Goal:
From the records below, extract all the text exactly and leave the images behind.
----
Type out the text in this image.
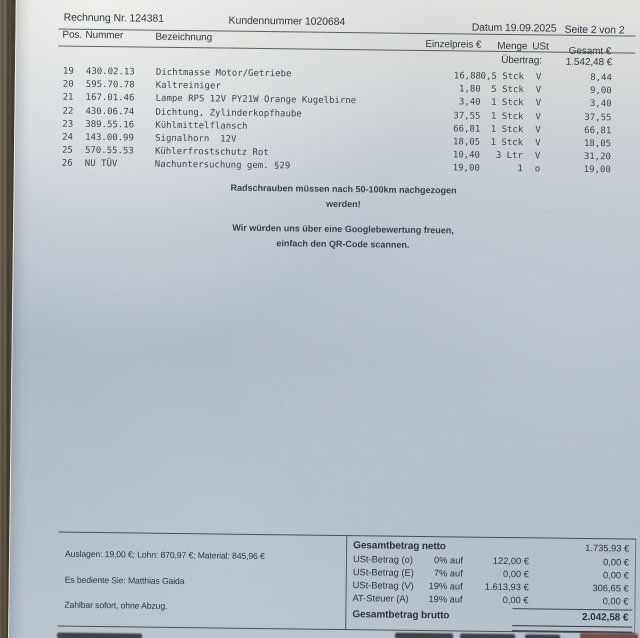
Rechnung Nr. 124381	Kundennummer 1020684
Datum 19.09.2025 Seite 2 von 2
Pos. Nummer	Bezeichnung
Einzelpreis € Menge USt	Gesamt €
Übertrag:	1.542,48 €
19 430.02.13 Dichtmasse Motor/Getriebe	16,88 0,5 Stck V	8,44
20 595.70.78 Kaltreiniger	1,80	5 Stck V	9,00
21 167.01.46 Lampe RPS 12V PY21W Orange Kugelbirne	3,40	1 Stck V	3,40
22 430.06.74 Dichtung, Zylinderkopfhaube	37,55	1 Stck V	37,55
23 389.55.16 Kühlmittelflansch	66,81	1 Stck V	66,81
24 143.00.99 Signalhorn  12V	18,05	1 Stck V	18,05
25 570.55.53 Kühlerfrostschutz Rot	10,40	3 Ltr V	31,20
26 NU TÜV	Nachuntersuchung gem. §29	19,00	1 o	19,00
Radschrauben müssen nach 50-100km nachgezogen
werden!
Wir würden uns über eine Googlebewertung freuen,
einfach den QR-Code scannen.
Auslagen: 19,00 €; Lohn: 870,97 €; Material: 845,96 €
Es bediente Sie: Matthias Gaida
Zahlbar sofort, ohne Abzug.
Gesamtbetrag netto	1.735,93 €
USt-Betrag (o)	0% auf	122,00 €	0,00 €
USt-Betrag (E)	7% auf	0,00 €	0,00 €
USt-Betrag (V)	19% auf	1.613,93 €	306,65 €
AT-Steuer (A)	19% auf	0,00 €	0,00 €
Gesamtbetrag brutto	2.042,58 €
----
Solution to the exercise:
Type out the text in this image.
Rechnung Nr. 124381	Kundennummer 1020684
Datum 19.09.2025 Seite 2 von 2
Pos. Nummer	Bezeichnung
Einzelpreis € Menge USt	Gesamt €
Übertrag:	1.542,48 €
19 430.02.13 Dichtmasse Motor/Getriebe	16,88 0,5 Stck V	8,44
20 595.70.78 Kaltreiniger	1,80	5 Stck V	9,00
21 167.01.46 Lampe RPS 12V PY21W Orange Kugelbirne	3,40	1 Stck V	3,40
22 430.06.74 Dichtung, Zylinderkopfhaube	37,55	1 Stck V	37,55
23 389.55.16 Kühlmittelflansch	66,81	1 Stck V	66,81
24 143.00.99 Signalhorn  12V	18,05	1 Stck V	18,05
25 570.55.53 Kühlerfrostschutz Rot	10,40	3 Ltr V	31,20
26 NU TÜV	Nachuntersuchung gem. §29	19,00	1 o	19,00
Radschrauben müssen nach 50-100km nachgezogen
werden!
Wir würden uns über eine Googlebewertung freuen,
einfach den QR-Code scannen.
Auslagen: 19,00 €; Lohn: 870,97 €; Material: 845,96 €
Es bediente Sie: Matthias Gaida
Zahlbar sofort, ohne Abzug.
Gesamtbetrag netto	1.735,93 €
USt-Betrag (o)	0% auf	122,00 €	0,00 €
USt-Betrag (E)	7% auf	0,00 €	0,00 €
USt-Betrag (V)	19% auf	1.613,93 €	306,65 €
AT-Steuer (A)	19% auf	0,00 €	0,00 €
Gesamtbetrag brutto	2.042,58 €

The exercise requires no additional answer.